[Collected data entries]
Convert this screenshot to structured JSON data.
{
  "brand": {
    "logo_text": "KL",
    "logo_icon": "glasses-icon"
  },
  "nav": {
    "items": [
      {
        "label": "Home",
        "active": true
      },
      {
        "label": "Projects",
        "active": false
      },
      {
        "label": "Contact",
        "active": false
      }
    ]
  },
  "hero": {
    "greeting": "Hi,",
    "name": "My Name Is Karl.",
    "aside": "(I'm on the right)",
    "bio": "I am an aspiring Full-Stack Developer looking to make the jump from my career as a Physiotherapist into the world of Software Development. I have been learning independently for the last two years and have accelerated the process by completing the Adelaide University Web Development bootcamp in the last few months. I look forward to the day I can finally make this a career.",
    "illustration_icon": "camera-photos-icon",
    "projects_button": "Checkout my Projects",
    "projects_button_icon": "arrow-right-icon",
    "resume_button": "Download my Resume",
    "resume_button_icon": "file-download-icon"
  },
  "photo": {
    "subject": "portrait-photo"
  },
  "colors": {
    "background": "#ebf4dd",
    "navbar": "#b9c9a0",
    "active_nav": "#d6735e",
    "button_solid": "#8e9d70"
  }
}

EXERCISE AIM
Output the complete data exactly as written.

TASK OUTPUT
Convert this screenshot to structured JSON data.
{
  "brand": {
    "logo_text": "KL",
    "logo_icon": "glasses-icon"
  },
  "nav": {
    "items": [
      {
        "label": "Home",
        "active": true
      },
      {
        "label": "Projects",
        "active": false
      },
      {
        "label": "Contact",
        "active": false
      }
    ]
  },
  "hero": {
    "greeting": "Hi,",
    "name": "My Name Is Karl.",
    "aside": "(I'm on the right)",
    "bio": "I am an aspiring Full-Stack Developer looking to make the jump from my career as a Physiotherapist into the world of Software Development. I have been learning independently for the last two years and have accelerated the process by completing the Adelaide University Web Development bootcamp in the last few months. I look forward to the day I can finally make this a career.",
    "illustration_icon": "camera-photos-icon",
    "projects_button": "Checkout my Projects",
    "projects_button_icon": "arrow-right-icon",
    "resume_button": "Download my Resume",
    "resume_button_icon": "file-download-icon"
  },
  "photo": {
    "subject": "portrait-photo"
  },
  "colors": {
    "background": "#ebf4dd",
    "navbar": "#b9c9a0",
    "active_nav": "#d6735e",
    "button_solid": "#8e9d70"
  }
}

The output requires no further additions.